WHAT TO PRODUCE:
Find the string "plain" in the entries and copy each line that has it.
┌─ LISTING
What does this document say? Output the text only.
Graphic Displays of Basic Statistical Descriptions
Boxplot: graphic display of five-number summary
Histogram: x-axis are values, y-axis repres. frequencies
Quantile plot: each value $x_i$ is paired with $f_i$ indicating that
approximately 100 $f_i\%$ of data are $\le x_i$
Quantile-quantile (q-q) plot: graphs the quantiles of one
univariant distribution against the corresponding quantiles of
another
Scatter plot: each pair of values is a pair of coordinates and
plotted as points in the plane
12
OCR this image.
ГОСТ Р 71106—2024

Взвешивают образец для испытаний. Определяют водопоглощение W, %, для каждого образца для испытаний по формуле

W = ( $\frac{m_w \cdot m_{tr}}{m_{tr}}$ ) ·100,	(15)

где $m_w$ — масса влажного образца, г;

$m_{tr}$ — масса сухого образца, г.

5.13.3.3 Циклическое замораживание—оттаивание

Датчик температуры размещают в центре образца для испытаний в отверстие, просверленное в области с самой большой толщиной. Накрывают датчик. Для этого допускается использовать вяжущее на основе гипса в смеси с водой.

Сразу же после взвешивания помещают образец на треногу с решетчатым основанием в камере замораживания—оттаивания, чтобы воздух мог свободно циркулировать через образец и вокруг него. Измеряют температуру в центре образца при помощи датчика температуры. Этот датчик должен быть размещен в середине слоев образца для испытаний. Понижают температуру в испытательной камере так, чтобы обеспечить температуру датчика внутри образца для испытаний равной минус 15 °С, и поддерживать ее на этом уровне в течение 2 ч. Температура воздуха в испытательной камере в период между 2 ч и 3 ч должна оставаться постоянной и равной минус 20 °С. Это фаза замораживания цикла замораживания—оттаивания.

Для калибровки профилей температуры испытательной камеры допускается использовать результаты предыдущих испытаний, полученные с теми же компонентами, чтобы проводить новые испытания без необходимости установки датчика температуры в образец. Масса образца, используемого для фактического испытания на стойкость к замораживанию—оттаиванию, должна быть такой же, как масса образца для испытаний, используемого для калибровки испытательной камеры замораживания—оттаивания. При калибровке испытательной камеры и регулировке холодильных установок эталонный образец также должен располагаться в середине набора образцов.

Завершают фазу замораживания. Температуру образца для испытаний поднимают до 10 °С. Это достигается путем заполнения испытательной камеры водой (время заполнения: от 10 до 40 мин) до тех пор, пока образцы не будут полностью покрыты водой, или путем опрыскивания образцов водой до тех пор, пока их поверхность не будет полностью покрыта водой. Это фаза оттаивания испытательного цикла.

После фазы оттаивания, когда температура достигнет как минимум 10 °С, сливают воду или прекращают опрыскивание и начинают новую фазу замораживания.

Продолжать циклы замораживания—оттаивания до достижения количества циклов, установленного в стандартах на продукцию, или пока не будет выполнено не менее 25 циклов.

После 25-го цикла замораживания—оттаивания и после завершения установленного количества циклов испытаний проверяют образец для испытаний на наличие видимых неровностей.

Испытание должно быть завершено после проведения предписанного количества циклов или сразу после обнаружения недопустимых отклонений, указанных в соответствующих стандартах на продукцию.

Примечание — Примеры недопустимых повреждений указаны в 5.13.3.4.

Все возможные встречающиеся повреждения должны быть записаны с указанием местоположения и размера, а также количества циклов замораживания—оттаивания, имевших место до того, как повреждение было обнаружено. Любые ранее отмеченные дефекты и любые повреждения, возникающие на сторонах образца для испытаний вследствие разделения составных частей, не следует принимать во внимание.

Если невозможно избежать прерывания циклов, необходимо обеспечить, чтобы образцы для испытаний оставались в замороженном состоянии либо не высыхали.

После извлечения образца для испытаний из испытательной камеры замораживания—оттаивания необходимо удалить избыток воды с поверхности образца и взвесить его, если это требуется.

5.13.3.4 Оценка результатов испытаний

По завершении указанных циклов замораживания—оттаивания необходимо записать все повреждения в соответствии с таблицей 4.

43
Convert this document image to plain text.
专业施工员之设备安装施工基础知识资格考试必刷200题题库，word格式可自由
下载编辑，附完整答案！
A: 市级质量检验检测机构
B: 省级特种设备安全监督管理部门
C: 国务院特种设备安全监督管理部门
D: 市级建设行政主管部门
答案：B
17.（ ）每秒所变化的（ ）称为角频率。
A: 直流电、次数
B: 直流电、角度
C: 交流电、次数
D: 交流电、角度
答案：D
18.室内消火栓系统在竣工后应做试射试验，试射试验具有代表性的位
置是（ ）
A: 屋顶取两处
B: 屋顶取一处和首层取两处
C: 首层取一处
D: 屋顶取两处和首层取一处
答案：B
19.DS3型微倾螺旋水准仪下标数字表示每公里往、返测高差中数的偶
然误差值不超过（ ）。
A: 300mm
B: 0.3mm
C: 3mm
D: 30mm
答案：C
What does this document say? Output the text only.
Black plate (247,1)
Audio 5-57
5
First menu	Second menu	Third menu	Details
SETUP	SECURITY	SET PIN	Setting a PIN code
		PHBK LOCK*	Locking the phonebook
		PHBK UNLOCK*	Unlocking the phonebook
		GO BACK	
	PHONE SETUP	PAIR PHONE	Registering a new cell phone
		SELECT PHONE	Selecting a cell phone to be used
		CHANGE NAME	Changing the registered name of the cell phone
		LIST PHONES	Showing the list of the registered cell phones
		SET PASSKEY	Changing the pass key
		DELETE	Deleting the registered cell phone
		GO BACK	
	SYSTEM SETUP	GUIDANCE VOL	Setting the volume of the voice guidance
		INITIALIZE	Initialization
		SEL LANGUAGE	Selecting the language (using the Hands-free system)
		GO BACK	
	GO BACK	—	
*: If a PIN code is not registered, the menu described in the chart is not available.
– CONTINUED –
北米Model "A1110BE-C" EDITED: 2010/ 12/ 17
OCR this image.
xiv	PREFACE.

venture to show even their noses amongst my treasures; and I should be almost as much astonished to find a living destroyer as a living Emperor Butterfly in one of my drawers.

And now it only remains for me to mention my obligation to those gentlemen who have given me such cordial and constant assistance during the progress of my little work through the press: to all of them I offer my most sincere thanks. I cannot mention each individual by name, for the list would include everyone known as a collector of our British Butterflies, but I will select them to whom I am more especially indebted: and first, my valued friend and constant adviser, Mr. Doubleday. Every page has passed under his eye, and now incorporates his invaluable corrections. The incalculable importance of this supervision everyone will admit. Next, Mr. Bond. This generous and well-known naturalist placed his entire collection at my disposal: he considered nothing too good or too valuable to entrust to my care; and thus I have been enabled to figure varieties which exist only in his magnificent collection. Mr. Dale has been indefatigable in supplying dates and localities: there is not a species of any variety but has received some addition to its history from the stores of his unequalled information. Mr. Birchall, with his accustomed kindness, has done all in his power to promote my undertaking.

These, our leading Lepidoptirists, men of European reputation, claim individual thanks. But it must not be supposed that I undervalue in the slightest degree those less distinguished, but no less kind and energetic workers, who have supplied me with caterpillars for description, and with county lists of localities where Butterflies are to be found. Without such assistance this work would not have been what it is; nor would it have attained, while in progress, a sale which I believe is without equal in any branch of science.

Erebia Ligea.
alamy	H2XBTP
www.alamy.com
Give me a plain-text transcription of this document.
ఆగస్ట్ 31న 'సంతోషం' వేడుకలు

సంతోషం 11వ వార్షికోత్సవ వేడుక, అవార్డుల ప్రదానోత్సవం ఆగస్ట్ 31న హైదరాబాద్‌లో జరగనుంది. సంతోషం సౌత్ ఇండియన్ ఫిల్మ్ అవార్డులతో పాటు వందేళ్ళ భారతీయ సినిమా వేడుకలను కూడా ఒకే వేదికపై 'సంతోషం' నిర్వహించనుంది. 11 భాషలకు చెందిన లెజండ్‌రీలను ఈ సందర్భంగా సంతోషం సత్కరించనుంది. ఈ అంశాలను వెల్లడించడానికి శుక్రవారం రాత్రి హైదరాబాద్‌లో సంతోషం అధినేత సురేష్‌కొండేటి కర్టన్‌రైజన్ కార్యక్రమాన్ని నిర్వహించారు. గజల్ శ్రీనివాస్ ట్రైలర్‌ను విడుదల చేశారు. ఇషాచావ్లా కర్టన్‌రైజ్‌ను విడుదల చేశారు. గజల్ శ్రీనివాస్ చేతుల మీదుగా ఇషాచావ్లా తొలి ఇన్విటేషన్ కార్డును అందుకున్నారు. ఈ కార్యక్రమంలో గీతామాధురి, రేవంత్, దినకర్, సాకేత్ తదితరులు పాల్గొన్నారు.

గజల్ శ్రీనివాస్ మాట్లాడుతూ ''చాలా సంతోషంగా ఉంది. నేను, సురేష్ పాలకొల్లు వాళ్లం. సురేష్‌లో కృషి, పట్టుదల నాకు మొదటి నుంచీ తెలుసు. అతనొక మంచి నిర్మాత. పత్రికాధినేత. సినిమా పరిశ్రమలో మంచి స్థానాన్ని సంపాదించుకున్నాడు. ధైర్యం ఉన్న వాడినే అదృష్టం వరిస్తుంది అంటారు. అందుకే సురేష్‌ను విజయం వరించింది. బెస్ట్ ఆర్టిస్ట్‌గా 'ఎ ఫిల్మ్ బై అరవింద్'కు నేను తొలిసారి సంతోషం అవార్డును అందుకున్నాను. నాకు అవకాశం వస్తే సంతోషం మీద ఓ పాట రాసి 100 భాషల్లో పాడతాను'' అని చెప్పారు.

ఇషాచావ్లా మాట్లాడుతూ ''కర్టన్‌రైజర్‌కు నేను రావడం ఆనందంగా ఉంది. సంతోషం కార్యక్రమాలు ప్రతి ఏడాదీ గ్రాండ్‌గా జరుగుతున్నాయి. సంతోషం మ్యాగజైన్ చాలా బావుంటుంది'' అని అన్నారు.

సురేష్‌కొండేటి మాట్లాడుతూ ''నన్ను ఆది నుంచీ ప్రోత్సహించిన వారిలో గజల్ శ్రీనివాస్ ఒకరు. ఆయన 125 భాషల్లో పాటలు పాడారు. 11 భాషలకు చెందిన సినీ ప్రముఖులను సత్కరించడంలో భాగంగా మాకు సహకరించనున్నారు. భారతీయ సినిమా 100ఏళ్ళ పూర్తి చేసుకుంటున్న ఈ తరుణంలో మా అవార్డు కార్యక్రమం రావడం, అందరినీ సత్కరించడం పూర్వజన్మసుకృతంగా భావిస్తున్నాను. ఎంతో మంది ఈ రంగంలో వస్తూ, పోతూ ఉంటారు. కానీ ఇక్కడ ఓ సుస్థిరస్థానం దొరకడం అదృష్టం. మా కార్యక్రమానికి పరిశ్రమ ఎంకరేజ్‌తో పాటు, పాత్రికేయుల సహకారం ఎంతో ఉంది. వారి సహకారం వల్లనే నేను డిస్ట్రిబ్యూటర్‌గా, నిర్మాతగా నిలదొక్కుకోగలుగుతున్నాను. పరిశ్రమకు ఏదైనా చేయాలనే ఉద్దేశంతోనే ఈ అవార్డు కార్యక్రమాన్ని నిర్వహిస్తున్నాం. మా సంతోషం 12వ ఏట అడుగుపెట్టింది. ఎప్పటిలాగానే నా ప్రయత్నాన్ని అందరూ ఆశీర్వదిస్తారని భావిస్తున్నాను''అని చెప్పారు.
└─
FINISHED ANSWER:
Convert this document image to plain text.
Give me a plain-text transcription of this document.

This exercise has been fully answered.